EXCERPT TO READ =>
_____

13. It is right to consider whether Section 4 can be interpreted more favourably to the assessee on the footing that his income is of a class which is assimilated to 'agricultural income' in British India. But unless it can be assumed as plain (despite much argument in the present case) that income from cultivating land in an Indian State can never accrue or arise in British India, it is at least clear that in some cases the agriculturist is not exempt at all. Again, the agriculturist in an Indian State whose income in the narrow sense of Sub-section (1) is received in British India is not the ordinary agriculturist of his State. Nor does the typical agriculturist of Mysore reside in British India. The legislature may or may not have thought it to be advisable and sufficient that such a person should be relieved of the extended liability attached by Sub-section (2) to the fact of receipt in British India without relieving him of the same liability under Sub-section (1) as non-residents undoubtedly incur.

_____

PROVIDED DATA =>
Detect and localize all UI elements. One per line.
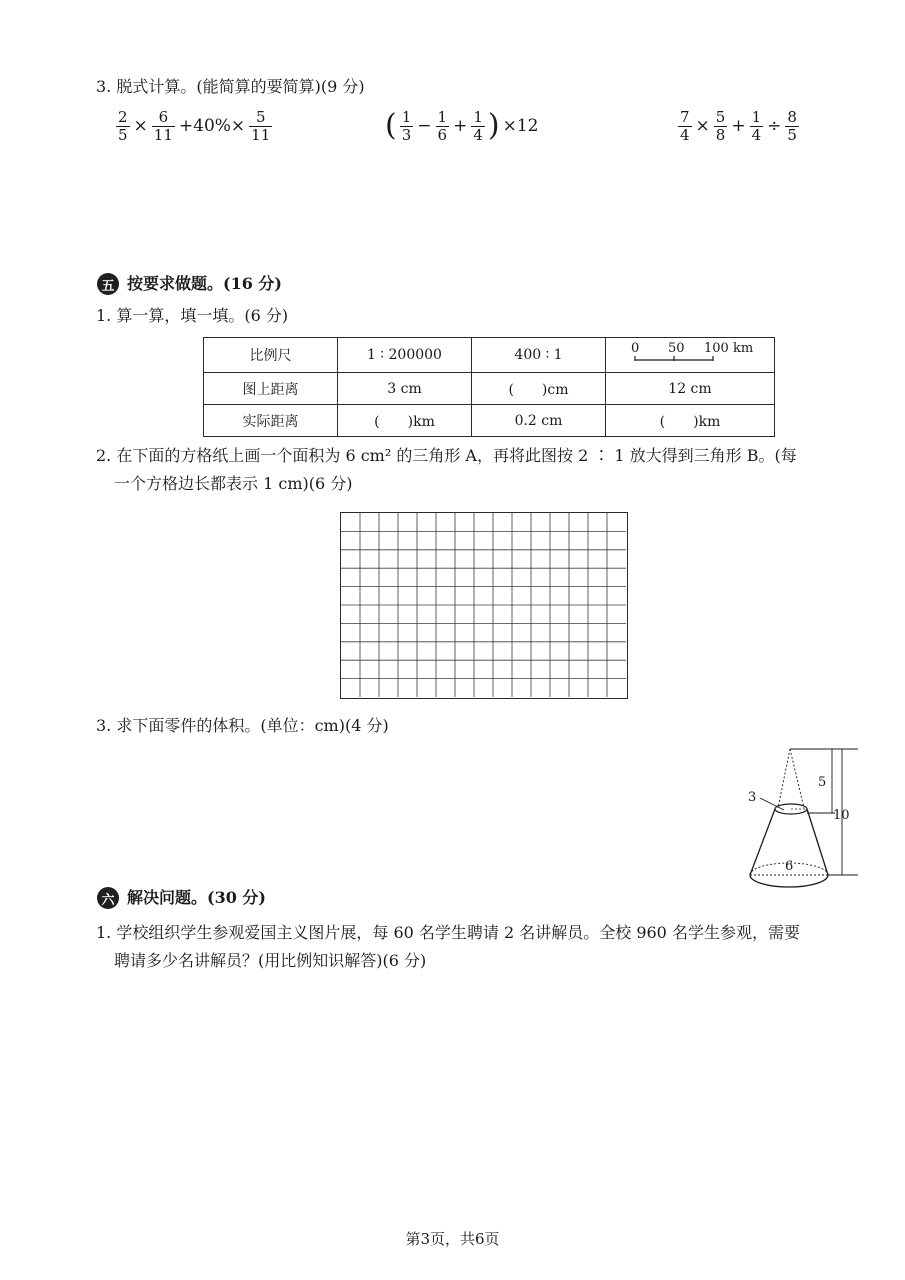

_____

WRITTEN EXERCISE A =>
Answer the following from the excerpt on agricultural income under Section 4:
(i) In British India, what class of income is the assessee's income said to be assimilated to?
(ii) Which State's typical agriculturist is said not to reside in British India?
(iii) Which sub-section attaches an extended liability to the fact of receipt in British India?
WRITTEN EXERCISE B => Extend the excerpt on agricultural income under Section 4 by writing what follows its final sentence.

FINAL ANSWER A =>
(i) 'Agricultural income'.
(ii) Mysore.
(iii) Sub-section (2).

FINAL ANSWER B =>
14. It is said, however, that the second proviso gives the assessee exemption; hence no other provision of the Act can be construed to render him liable. But what is the exemption given? There can be no general presumption that exemption from the provisions of a sub-section is intended as complete exemption from the tax. The distinction is between exempting a class of income in some events and exempting it in all events. The case of Income-tax Commissioner, Bihar and Orissa v. Maharajadhiraj of Darbhanga was a case of 'agricultural income' to which the Act does not apply [Section 4(3)(viii)]. 'The exemption is conferred, and conferred indelibly, on a particular kind of income and does not depend on the character of the recipient' [per Lord Macmillan at page 223]. The proviso now in question is not rendered otiose or even unimportant by the assumption that its opening words are a correct expression of its intention.
15. Their Lordships have reached the conclusion that upon this question the meaning and intention of the legislature is yielded by a strict construction of Section 4 according to its language, and that any departure therefrom which can be suggested in favour of the assessee appears upon a full consideration to be unjustified. The assessee must be held liable to tax under Sub-section (1) of Section 4.
16. The answer proper to be given to the question stated by the Commissioner is that no part of the income therein mentioned is exempt from taxation under the second proviso to Section 4(2) of the Indian Income-tax Act.
17. Their Lordships will humbly advise His Majesty that this appeal should be allowed and that the question referred to the High Court should be answered as above-mentioned.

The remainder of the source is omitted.